(Recorded data)
— BEGIN —
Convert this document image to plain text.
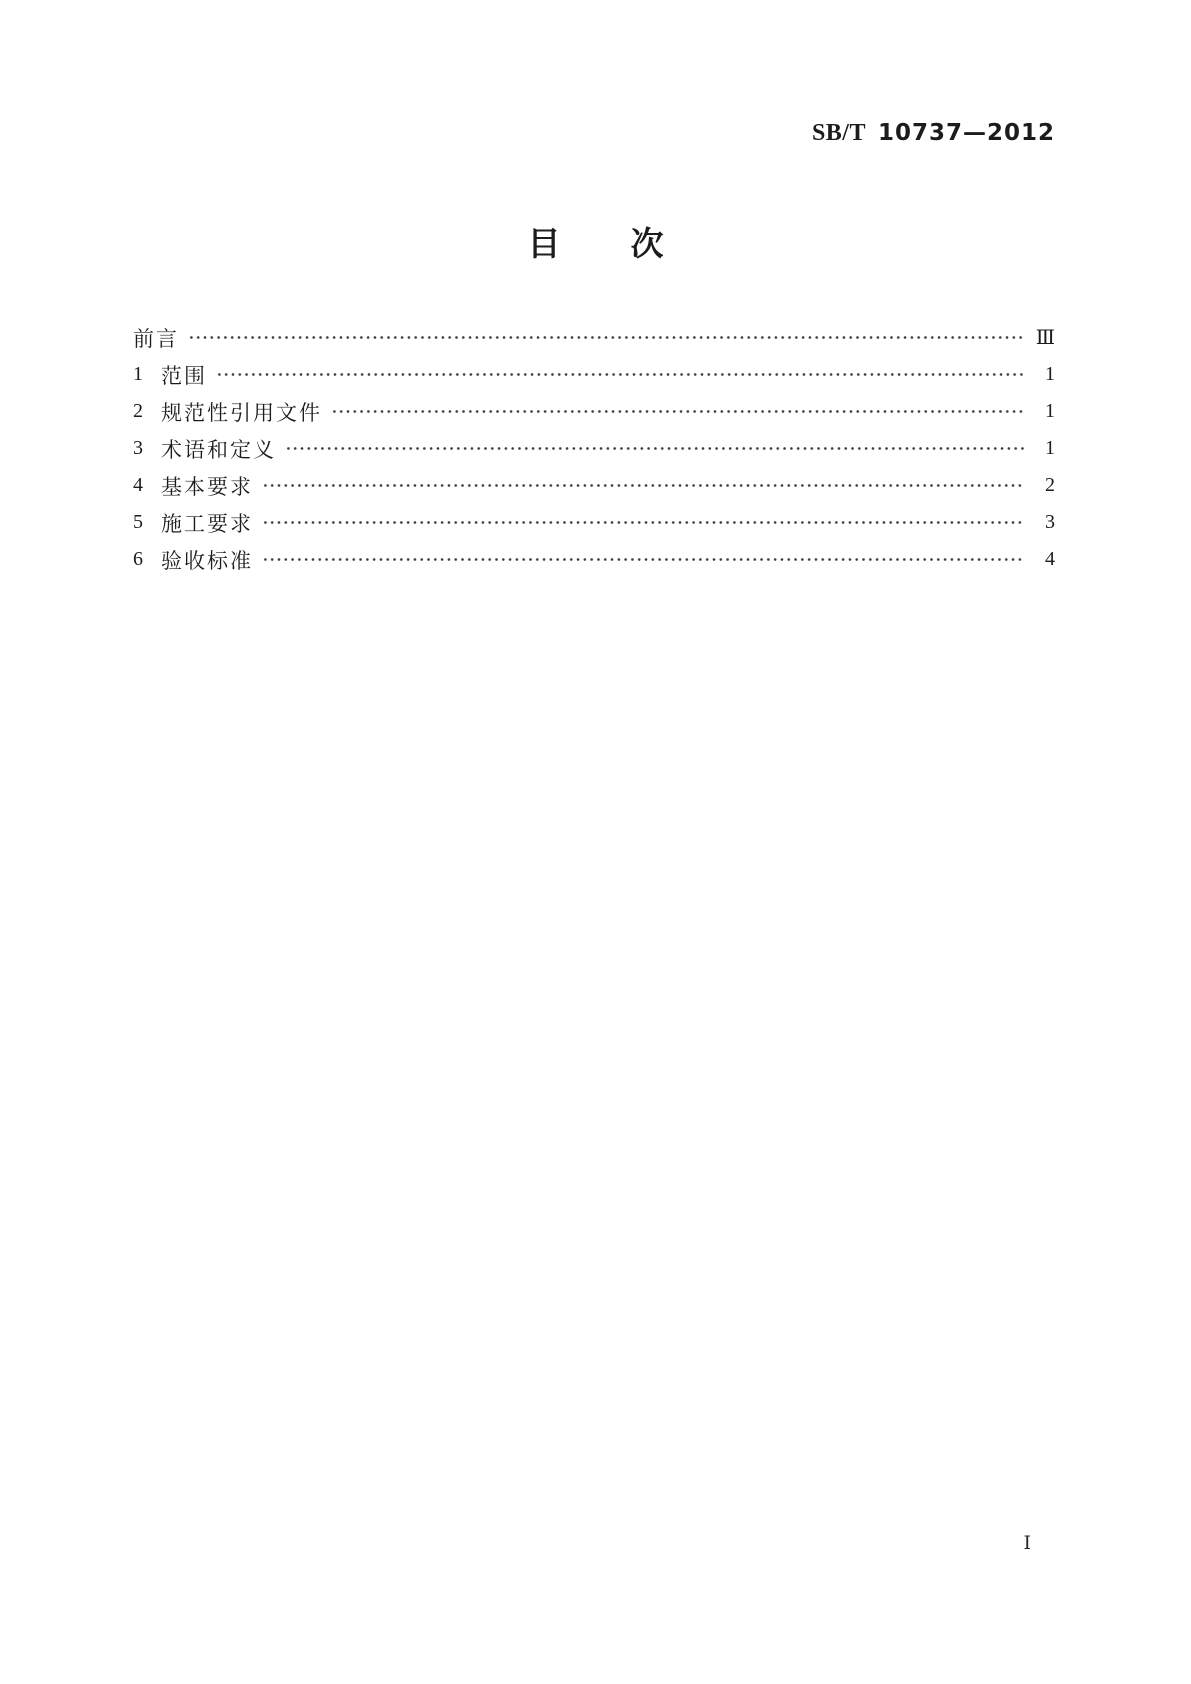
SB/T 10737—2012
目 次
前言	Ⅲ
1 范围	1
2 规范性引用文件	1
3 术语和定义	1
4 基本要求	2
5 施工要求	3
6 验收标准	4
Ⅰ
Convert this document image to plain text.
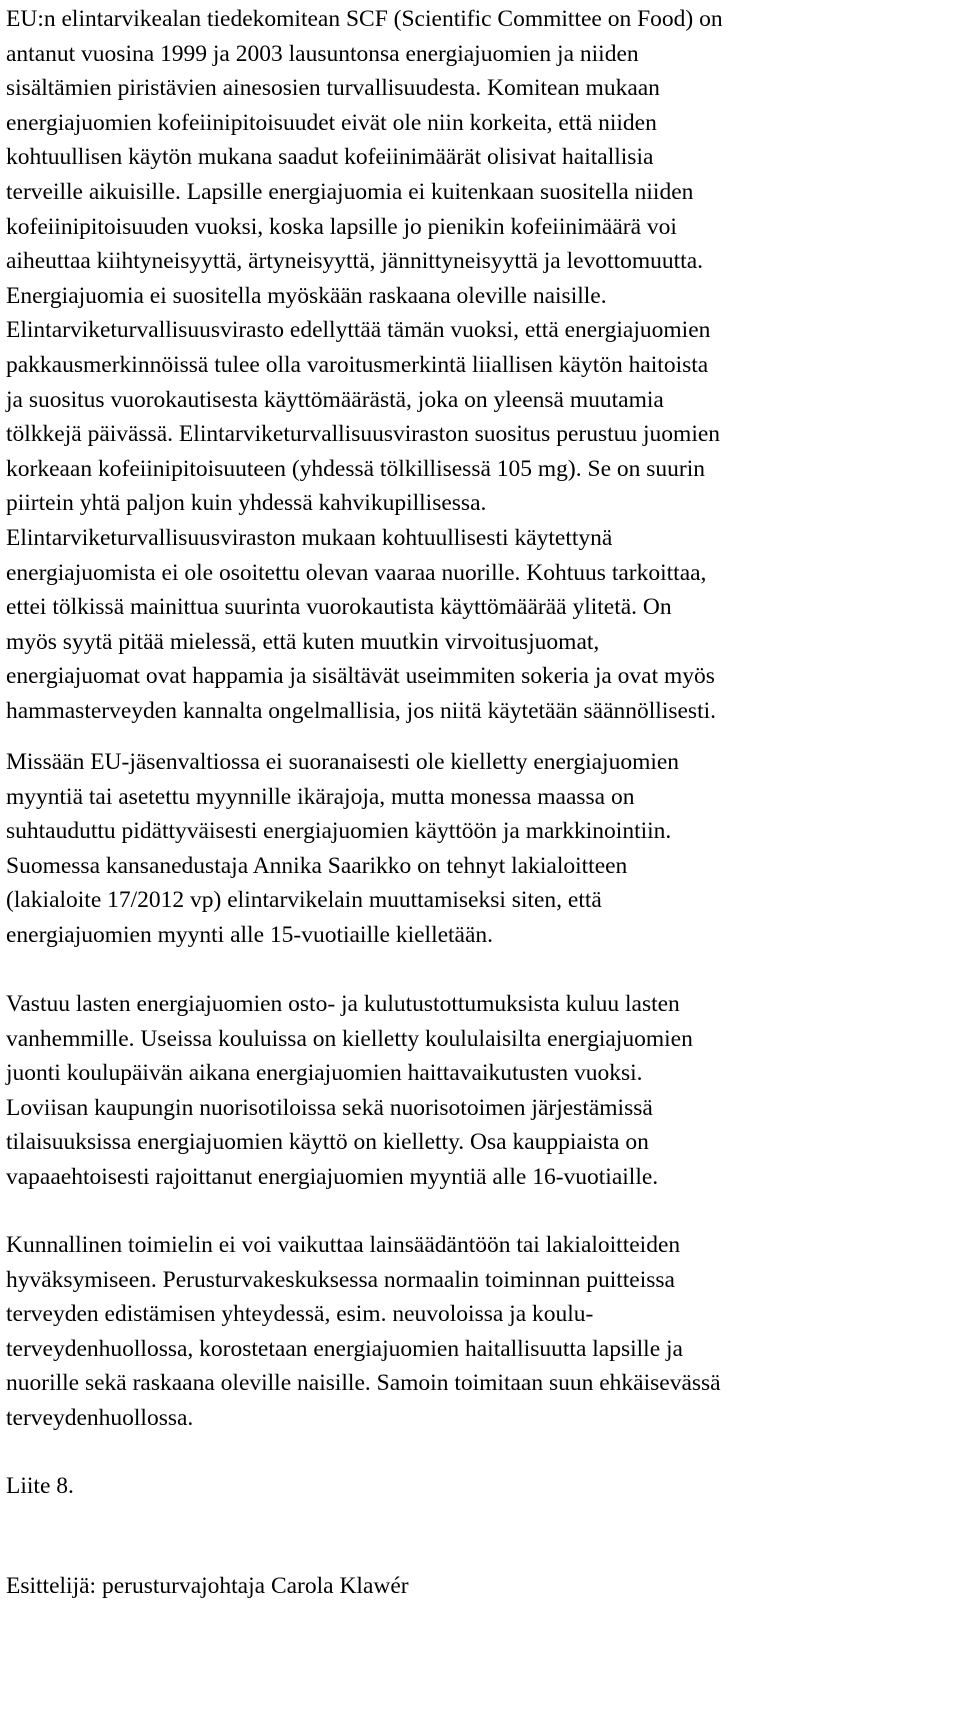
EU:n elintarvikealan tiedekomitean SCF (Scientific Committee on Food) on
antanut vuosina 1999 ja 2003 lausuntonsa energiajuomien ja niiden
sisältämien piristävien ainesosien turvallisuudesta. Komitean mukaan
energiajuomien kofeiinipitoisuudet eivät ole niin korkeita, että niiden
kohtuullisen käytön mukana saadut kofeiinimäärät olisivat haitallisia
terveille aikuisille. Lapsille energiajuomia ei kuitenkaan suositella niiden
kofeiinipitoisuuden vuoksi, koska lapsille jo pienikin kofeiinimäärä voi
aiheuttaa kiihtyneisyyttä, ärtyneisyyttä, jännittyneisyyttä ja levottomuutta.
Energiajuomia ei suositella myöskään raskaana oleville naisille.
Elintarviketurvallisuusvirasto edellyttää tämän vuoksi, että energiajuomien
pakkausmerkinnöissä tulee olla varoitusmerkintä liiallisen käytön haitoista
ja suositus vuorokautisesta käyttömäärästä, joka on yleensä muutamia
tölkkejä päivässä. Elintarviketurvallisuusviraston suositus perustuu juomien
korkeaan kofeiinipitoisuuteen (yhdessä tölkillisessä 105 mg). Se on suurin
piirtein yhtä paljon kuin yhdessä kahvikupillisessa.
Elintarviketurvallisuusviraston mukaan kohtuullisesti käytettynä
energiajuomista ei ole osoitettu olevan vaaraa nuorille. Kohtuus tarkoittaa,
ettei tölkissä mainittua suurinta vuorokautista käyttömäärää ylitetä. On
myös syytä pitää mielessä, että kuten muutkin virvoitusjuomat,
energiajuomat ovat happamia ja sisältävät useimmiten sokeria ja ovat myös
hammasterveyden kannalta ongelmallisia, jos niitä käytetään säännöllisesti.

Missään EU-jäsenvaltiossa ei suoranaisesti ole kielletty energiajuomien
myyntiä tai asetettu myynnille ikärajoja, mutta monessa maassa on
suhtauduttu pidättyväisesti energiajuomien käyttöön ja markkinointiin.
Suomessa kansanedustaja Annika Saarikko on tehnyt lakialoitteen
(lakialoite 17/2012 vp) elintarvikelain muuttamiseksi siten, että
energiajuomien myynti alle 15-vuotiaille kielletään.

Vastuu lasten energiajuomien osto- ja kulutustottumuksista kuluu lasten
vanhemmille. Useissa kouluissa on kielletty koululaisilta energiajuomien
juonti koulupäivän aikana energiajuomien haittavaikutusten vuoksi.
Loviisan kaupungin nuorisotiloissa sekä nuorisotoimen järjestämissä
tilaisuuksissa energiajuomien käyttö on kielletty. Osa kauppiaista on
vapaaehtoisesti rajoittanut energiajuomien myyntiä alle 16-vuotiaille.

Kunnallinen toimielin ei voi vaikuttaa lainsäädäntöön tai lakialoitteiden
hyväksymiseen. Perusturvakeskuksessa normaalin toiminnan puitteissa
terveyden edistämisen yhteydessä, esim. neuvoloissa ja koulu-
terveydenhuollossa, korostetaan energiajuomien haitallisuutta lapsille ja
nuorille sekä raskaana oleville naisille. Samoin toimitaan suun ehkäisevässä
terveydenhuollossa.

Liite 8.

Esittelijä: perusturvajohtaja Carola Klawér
— END —
* [Stated problem] Transcribe the listing in full and omit the pictures.

* [Expected answer]
Convert this document image to plain text.
SB/T 10737—2012
目 次
前言	Ⅲ
1 范围	1
2 规范性引用文件	1
3 术语和定义	1
4 基本要求	2
5 施工要求	3
6 验收标准	4
Ⅰ
Convert this document image to plain text.
EU:n elintarvikealan tiedekomitean SCF (Scientific Committee on Food) on
antanut vuosina 1999 ja 2003 lausuntonsa energiajuomien ja niiden
sisältämien piristävien ainesosien turvallisuudesta. Komitean mukaan
energiajuomien kofeiinipitoisuudet eivät ole niin korkeita, että niiden
kohtuullisen käytön mukana saadut kofeiinimäärät olisivat haitallisia
terveille aikuisille. Lapsille energiajuomia ei kuitenkaan suositella niiden
kofeiinipitoisuuden vuoksi, koska lapsille jo pienikin kofeiinimäärä voi
aiheuttaa kiihtyneisyyttä, ärtyneisyyttä, jännittyneisyyttä ja levottomuutta.
Energiajuomia ei suositella myöskään raskaana oleville naisille.
Elintarviketurvallisuusvirasto edellyttää tämän vuoksi, että energiajuomien
pakkausmerkinnöissä tulee olla varoitusmerkintä liiallisen käytön haitoista
ja suositus vuorokautisesta käyttömäärästä, joka on yleensä muutamia
tölkkejä päivässä. Elintarviketurvallisuusviraston suositus perustuu juomien
korkeaan kofeiinipitoisuuteen (yhdessä tölkillisessä 105 mg). Se on suurin
piirtein yhtä paljon kuin yhdessä kahvikupillisessa.
Elintarviketurvallisuusviraston mukaan kohtuullisesti käytettynä
energiajuomista ei ole osoitettu olevan vaaraa nuorille. Kohtuus tarkoittaa,
ettei tölkissä mainittua suurinta vuorokautista käyttömäärää ylitetä. On
myös syytä pitää mielessä, että kuten muutkin virvoitusjuomat,
energiajuomat ovat happamia ja sisältävät useimmiten sokeria ja ovat myös
hammasterveyden kannalta ongelmallisia, jos niitä käytetään säännöllisesti.

Missään EU-jäsenvaltiossa ei suoranaisesti ole kielletty energiajuomien
myyntiä tai asetettu myynnille ikärajoja, mutta monessa maassa on
suhtauduttu pidättyväisesti energiajuomien käyttöön ja markkinointiin.
Suomessa kansanedustaja Annika Saarikko on tehnyt lakialoitteen
(lakialoite 17/2012 vp) elintarvikelain muuttamiseksi siten, että
energiajuomien myynti alle 15-vuotiaille kielletään.

Vastuu lasten energiajuomien osto- ja kulutustottumuksista kuluu lasten
vanhemmille. Useissa kouluissa on kielletty koululaisilta energiajuomien
juonti koulupäivän aikana energiajuomien haittavaikutusten vuoksi.
Loviisan kaupungin nuorisotiloissa sekä nuorisotoimen järjestämissä
tilaisuuksissa energiajuomien käyttö on kielletty. Osa kauppiaista on
vapaaehtoisesti rajoittanut energiajuomien myyntiä alle 16-vuotiaille.

Kunnallinen toimielin ei voi vaikuttaa lainsäädäntöön tai lakialoitteiden
hyväksymiseen. Perusturvakeskuksessa normaalin toiminnan puitteissa
terveyden edistämisen yhteydessä, esim. neuvoloissa ja koulu-
terveydenhuollossa, korostetaan energiajuomien haitallisuutta lapsille ja
nuorille sekä raskaana oleville naisille. Samoin toimitaan suun ehkäisevässä
terveydenhuollossa.

Liite 8.

Esittelijä: perusturvajohtaja Carola Klawér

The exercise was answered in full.